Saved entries
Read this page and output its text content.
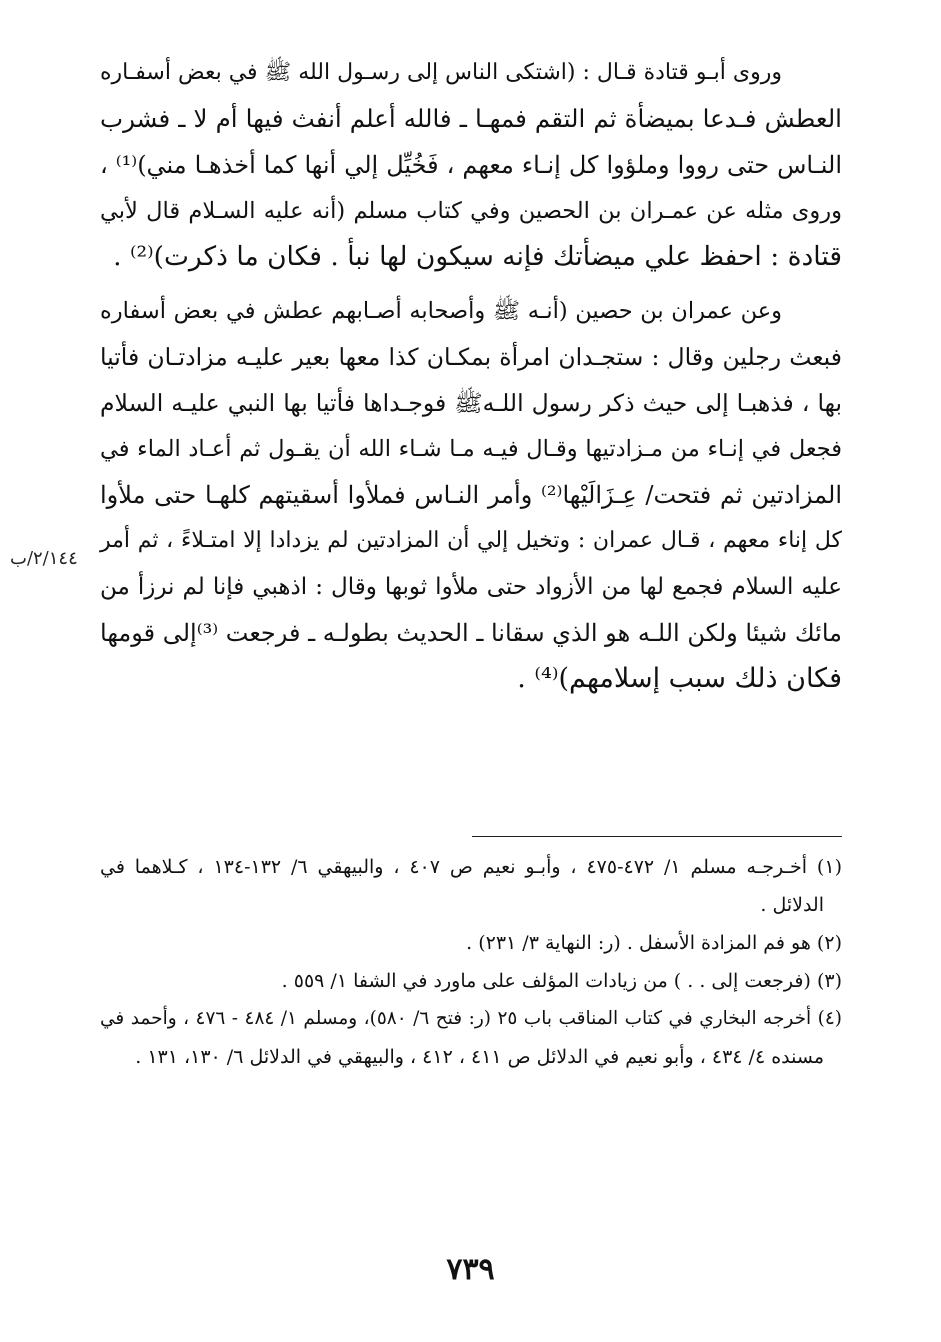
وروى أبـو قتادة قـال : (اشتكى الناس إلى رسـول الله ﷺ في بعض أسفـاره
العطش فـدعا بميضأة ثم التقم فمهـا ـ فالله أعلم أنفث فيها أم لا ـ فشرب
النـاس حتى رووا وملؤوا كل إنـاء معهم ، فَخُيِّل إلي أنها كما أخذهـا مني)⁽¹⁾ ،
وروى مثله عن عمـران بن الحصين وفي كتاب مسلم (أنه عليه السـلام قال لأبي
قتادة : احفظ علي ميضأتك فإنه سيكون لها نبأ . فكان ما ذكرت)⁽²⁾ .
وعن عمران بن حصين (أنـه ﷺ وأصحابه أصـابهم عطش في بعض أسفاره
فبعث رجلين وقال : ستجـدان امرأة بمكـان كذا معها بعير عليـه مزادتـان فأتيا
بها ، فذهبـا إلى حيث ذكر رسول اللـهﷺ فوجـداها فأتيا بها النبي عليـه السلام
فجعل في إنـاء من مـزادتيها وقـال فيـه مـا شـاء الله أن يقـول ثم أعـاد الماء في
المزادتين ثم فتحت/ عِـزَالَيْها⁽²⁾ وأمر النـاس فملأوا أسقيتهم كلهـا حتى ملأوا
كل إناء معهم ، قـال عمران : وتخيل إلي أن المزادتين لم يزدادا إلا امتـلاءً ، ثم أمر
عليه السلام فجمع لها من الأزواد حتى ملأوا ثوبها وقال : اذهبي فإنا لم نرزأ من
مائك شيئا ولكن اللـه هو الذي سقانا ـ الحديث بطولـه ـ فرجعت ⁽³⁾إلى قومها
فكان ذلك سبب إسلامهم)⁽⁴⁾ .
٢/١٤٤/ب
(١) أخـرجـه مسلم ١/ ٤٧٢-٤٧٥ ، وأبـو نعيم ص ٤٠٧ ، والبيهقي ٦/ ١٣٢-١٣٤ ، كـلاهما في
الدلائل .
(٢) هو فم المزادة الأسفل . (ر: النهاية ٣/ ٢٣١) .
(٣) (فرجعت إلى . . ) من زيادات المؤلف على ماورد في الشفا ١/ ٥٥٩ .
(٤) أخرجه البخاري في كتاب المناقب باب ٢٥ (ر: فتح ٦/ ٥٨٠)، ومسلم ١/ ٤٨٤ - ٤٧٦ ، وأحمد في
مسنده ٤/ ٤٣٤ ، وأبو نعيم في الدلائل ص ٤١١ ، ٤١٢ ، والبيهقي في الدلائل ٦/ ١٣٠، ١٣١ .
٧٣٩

WRITTEN PROBLEM = Copy each line above containing the string "والبيهقي".

SOLUTION TO THIS EXERCISE =
(١) أخـرجـه مسلم ١/ ٤٧٢-٤٧٥ ، وأبـو نعيم ص ٤٠٧ ، والبيهقي ٦/ ١٣٢-١٣٤ ، كـلاهما في
مسنده ٤/ ٤٣٤ ، وأبو نعيم في الدلائل ص ٤١١ ، ٤١٢ ، والبيهقي في الدلائل ٦/ ١٣٠، ١٣١ .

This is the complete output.